* Exercise details
The data below needs to be returned exactly, line for line.

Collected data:
· · · ·

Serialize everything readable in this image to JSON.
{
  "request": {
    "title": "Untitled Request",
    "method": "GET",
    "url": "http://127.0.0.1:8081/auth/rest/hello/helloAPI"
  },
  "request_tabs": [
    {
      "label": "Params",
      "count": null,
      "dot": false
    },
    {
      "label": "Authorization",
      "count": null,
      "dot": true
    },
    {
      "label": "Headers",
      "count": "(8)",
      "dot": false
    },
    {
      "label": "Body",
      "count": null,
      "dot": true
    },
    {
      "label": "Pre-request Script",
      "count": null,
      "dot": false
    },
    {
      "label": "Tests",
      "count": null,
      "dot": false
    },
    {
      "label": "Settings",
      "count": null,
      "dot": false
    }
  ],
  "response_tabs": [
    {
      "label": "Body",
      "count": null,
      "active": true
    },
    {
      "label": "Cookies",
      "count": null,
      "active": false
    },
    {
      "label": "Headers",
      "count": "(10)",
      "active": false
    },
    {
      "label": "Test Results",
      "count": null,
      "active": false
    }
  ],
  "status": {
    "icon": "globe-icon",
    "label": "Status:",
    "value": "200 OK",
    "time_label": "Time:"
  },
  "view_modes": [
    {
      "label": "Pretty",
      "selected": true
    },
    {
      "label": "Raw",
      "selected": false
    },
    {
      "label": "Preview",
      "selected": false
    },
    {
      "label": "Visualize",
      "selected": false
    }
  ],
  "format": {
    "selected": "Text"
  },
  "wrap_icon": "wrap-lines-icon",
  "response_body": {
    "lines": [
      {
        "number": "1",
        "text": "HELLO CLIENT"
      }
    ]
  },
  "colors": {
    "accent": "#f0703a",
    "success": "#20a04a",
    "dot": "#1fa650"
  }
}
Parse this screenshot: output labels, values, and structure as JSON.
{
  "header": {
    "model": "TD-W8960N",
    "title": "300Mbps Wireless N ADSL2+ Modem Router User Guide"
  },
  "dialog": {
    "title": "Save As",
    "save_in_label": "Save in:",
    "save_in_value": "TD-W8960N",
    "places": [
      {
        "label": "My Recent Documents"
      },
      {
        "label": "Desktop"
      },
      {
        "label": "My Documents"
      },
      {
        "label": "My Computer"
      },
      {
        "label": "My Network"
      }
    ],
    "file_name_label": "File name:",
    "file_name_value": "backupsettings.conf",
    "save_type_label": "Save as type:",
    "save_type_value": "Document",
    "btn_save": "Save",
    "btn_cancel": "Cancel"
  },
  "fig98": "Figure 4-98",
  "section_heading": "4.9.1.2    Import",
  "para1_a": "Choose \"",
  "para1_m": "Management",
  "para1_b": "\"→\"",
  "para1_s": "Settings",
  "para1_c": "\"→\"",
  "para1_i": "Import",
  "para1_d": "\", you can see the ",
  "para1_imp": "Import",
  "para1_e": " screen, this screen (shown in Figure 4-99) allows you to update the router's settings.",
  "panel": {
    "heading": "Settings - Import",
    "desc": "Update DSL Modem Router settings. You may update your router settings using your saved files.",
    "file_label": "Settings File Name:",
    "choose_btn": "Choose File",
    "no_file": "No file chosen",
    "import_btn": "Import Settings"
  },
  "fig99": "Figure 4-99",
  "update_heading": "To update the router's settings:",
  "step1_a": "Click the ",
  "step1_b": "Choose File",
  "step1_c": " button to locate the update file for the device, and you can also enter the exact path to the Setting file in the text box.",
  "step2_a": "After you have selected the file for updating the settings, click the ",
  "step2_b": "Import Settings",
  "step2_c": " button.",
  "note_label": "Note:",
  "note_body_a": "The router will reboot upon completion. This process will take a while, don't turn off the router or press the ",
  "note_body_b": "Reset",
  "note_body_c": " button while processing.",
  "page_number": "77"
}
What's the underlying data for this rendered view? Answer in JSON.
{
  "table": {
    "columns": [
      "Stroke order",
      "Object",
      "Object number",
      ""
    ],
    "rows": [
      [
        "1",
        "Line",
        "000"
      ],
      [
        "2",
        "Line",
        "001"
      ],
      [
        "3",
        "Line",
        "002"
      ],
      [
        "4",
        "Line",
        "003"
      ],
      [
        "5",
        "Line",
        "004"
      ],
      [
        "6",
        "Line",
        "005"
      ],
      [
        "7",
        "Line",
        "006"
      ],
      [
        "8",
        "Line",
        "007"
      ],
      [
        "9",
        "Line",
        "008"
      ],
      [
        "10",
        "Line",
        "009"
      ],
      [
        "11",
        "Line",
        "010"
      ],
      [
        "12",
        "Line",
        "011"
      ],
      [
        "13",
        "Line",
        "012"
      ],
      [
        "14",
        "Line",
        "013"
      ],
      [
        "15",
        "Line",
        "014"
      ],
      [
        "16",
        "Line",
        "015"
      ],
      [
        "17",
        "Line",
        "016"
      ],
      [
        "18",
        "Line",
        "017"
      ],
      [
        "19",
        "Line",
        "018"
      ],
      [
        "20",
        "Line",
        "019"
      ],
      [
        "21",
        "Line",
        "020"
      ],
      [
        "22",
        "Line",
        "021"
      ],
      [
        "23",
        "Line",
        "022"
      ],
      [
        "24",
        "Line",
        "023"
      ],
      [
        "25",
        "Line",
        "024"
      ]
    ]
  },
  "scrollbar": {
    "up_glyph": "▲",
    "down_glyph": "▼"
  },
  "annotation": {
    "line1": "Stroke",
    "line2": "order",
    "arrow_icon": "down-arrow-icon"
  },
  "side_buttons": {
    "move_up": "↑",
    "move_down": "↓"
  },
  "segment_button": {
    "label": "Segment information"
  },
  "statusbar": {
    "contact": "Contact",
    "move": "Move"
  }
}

· · · ·

* Output of the task
Serialize everything readable in this image to JSON.
{
  "request": {
    "title": "Untitled Request",
    "method": "GET",
    "url": "http://127.0.0.1:8081/auth/rest/hello/helloAPI"
  },
  "request_tabs": [
    {
      "label": "Params",
      "count": null,
      "dot": false
    },
    {
      "label": "Authorization",
      "count": null,
      "dot": true
    },
    {
      "label": "Headers",
      "count": "(8)",
      "dot": false
    },
    {
      "label": "Body",
      "count": null,
      "dot": true
    },
    {
      "label": "Pre-request Script",
      "count": null,
      "dot": false
    },
    {
      "label": "Tests",
      "count": null,
      "dot": false
    },
    {
      "label": "Settings",
      "count": null,
      "dot": false
    }
  ],
  "response_tabs": [
    {
      "label": "Body",
      "count": null,
      "active": true
    },
    {
      "label": "Cookies",
      "count": null,
      "active": false
    },
    {
      "label": "Headers",
      "count": "(10)",
      "active": false
    },
    {
      "label": "Test Results",
      "count": null,
      "active": false
    }
  ],
  "status": {
    "icon": "globe-icon",
    "label": "Status:",
    "value": "200 OK",
    "time_label": "Time:"
  },
  "view_modes": [
    {
      "label": "Pretty",
      "selected": true
    },
    {
      "label": "Raw",
      "selected": false
    },
    {
      "label": "Preview",
      "selected": false
    },
    {
      "label": "Visualize",
      "selected": false
    }
  ],
  "format": {
    "selected": "Text"
  },
  "wrap_icon": "wrap-lines-icon",
  "response_body": {
    "lines": [
      {
        "number": "1",
        "text": "HELLO CLIENT"
      }
    ]
  },
  "colors": {
    "accent": "#f0703a",
    "success": "#20a04a",
    "dot": "#1fa650"
  }
}
Parse this screenshot: output labels, values, and structure as JSON.
{
  "header": {
    "model": "TD-W8960N",
    "title": "300Mbps Wireless N ADSL2+ Modem Router User Guide"
  },
  "dialog": {
    "title": "Save As",
    "save_in_label": "Save in:",
    "save_in_value": "TD-W8960N",
    "places": [
      {
        "label": "My Recent Documents"
      },
      {
        "label": "Desktop"
      },
      {
        "label": "My Documents"
      },
      {
        "label": "My Computer"
      },
      {
        "label": "My Network"
      }
    ],
    "file_name_label": "File name:",
    "file_name_value": "backupsettings.conf",
    "save_type_label": "Save as type:",
    "save_type_value": "Document",
    "btn_save": "Save",
    "btn_cancel": "Cancel"
  },
  "fig98": "Figure 4-98",
  "section_heading": "4.9.1.2    Import",
  "para1_a": "Choose \"",
  "para1_m": "Management",
  "para1_b": "\"→\"",
  "para1_s": "Settings",
  "para1_c": "\"→\"",
  "para1_i": "Import",
  "para1_d": "\", you can see the ",
  "para1_imp": "Import",
  "para1_e": " screen, this screen (shown in Figure 4-99) allows you to update the router's settings.",
  "panel": {
    "heading": "Settings - Import",
    "desc": "Update DSL Modem Router settings. You may update your router settings using your saved files.",
    "file_label": "Settings File Name:",
    "choose_btn": "Choose File",
    "no_file": "No file chosen",
    "import_btn": "Import Settings"
  },
  "fig99": "Figure 4-99",
  "update_heading": "To update the router's settings:",
  "step1_a": "Click the ",
  "step1_b": "Choose File",
  "step1_c": " button to locate the update file for the device, and you can also enter the exact path to the Setting file in the text box.",
  "step2_a": "After you have selected the file for updating the settings, click the ",
  "step2_b": "Import Settings",
  "step2_c": " button.",
  "note_label": "Note:",
  "note_body_a": "The router will reboot upon completion. This process will take a while, don't turn off the router or press the ",
  "note_body_b": "Reset",
  "note_body_c": " button while processing.",
  "page_number": "77"
}
What's the underlying data for this rendered view? Answer in JSON.
{
  "table": {
    "columns": [
      "Stroke order",
      "Object",
      "Object number",
      ""
    ],
    "rows": [
      [
        "1",
        "Line",
        "000"
      ],
      [
        "2",
        "Line",
        "001"
      ],
      [
        "3",
        "Line",
        "002"
      ],
      [
        "4",
        "Line",
        "003"
      ],
      [
        "5",
        "Line",
        "004"
      ],
      [
        "6",
        "Line",
        "005"
      ],
      [
        "7",
        "Line",
        "006"
      ],
      [
        "8",
        "Line",
        "007"
      ],
      [
        "9",
        "Line",
        "008"
      ],
      [
        "10",
        "Line",
        "009"
      ],
      [
        "11",
        "Line",
        "010"
      ],
      [
        "12",
        "Line",
        "011"
      ],
      [
        "13",
        "Line",
        "012"
      ],
      [
        "14",
        "Line",
        "013"
      ],
      [
        "15",
        "Line",
        "014"
      ],
      [
        "16",
        "Line",
        "015"
      ],
      [
        "17",
        "Line",
        "016"
      ],
      [
        "18",
        "Line",
        "017"
      ],
      [
        "19",
        "Line",
        "018"
      ],
      [
        "20",
        "Line",
        "019"
      ],
      [
        "21",
        "Line",
        "020"
      ],
      [
        "22",
        "Line",
        "021"
      ],
      [
        "23",
        "Line",
        "022"
      ],
      [
        "24",
        "Line",
        "023"
      ],
      [
        "25",
        "Line",
        "024"
      ]
    ]
  },
  "scrollbar": {
    "up_glyph": "▲",
    "down_glyph": "▼"
  },
  "annotation": {
    "line1": "Stroke",
    "line2": "order",
    "arrow_icon": "down-arrow-icon"
  },
  "side_buttons": {
    "move_up": "↑",
    "move_down": "↓"
  },
  "segment_button": {
    "label": "Segment information"
  },
  "statusbar": {
    "contact": "Contact",
    "move": "Move"
  }
}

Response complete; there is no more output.